■ Short exercise ■
Strip the pictures and reproduce the rest of the listing exactly.

■ Records supplied ■

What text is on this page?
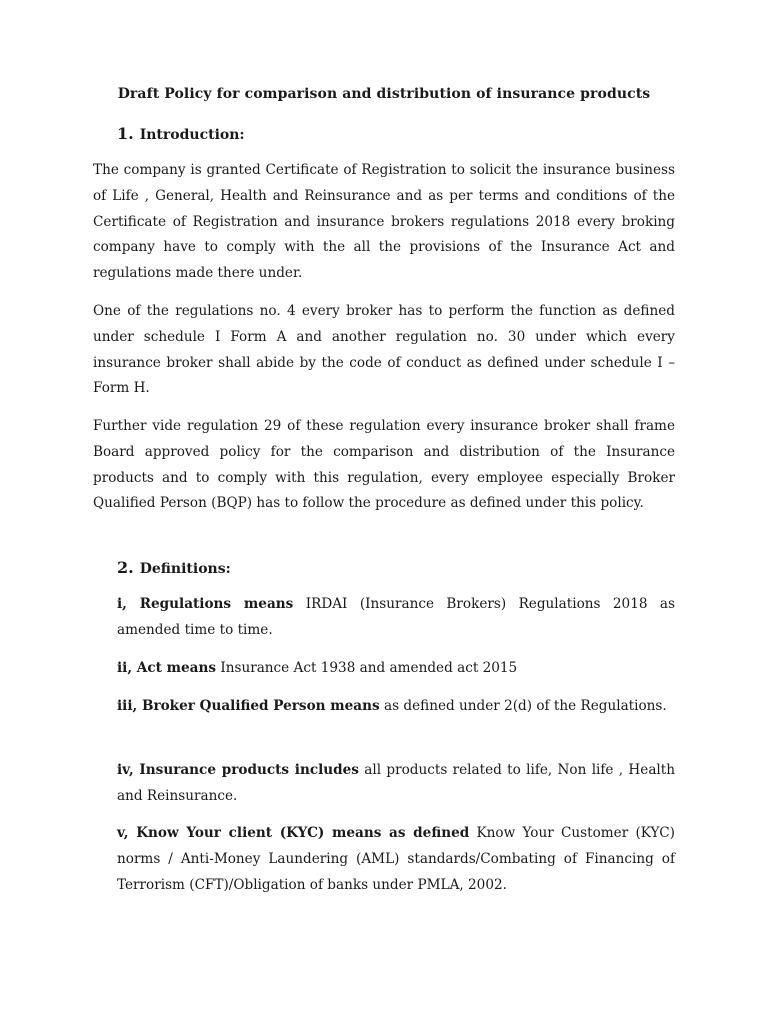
Draft Policy for comparison and distribution of insurance products
1. Introduction:

The company is granted Certificate of Registration to solicit the insurance business of Life , General, Health and Reinsurance and as per terms and conditions of the Certificate of Registration and insurance brokers regulations 2018 every broking company have to comply with the all the provisions of the Insurance Act and regulations made there under.

One of the regulations no. 4 every broker has to perform the function as defined under schedule I Form A and another regulation no. 30 under which every insurance broker shall abide by the code of conduct as defined under schedule I –Form H.

Further vide regulation 29 of these regulation every insurance broker shall frame Board approved policy for the comparison and distribution of the Insurance products and to comply with this regulation, every employee especially Broker Qualified Person (BQP) has to follow the procedure as defined under this policy.

2. Definitions:

i, Regulations means IRDAI (Insurance Brokers) Regulations 2018 as amended time to time.

ii, Act means Insurance Act 1938 and amended act 2015

iii, Broker Qualified Person means as defined under 2(d) of the Regulations.

iv, Insurance products includes all products related to life, Non life , Health and Reinsurance.

v, Know Your client (KYC) means as defined Know Your Customer (KYC) norms / Anti-Money Laundering (AML) standards/Combating of Financing of Terrorism (CFT)/Obligation of banks under PMLA, 2002.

■ Output of the task ■
What text is on this page?
Draft Policy for comparison and distribution of insurance products
1. Introduction:

The company is granted Certificate of Registration to solicit the insurance business of Life , General, Health and Reinsurance and as per terms and conditions of the Certificate of Registration and insurance brokers regulations 2018 every broking company have to comply with the all the provisions of the Insurance Act and regulations made there under.

One of the regulations no. 4 every broker has to perform the function as defined under schedule I Form A and another regulation no. 30 under which every insurance broker shall abide by the code of conduct as defined under schedule I –Form H.

Further vide regulation 29 of these regulation every insurance broker shall frame Board approved policy for the comparison and distribution of the Insurance products and to comply with this regulation, every employee especially Broker Qualified Person (BQP) has to follow the procedure as defined under this policy.

2. Definitions:

i, Regulations means IRDAI (Insurance Brokers) Regulations 2018 as amended time to time.

ii, Act means Insurance Act 1938 and amended act 2015

iii, Broker Qualified Person means as defined under 2(d) of the Regulations.

iv, Insurance products includes all products related to life, Non life , Health and Reinsurance.

v, Know Your client (KYC) means as defined Know Your Customer (KYC) norms / Anti-Money Laundering (AML) standards/Combating of Financing of Terrorism (CFT)/Obligation of banks under PMLA, 2002.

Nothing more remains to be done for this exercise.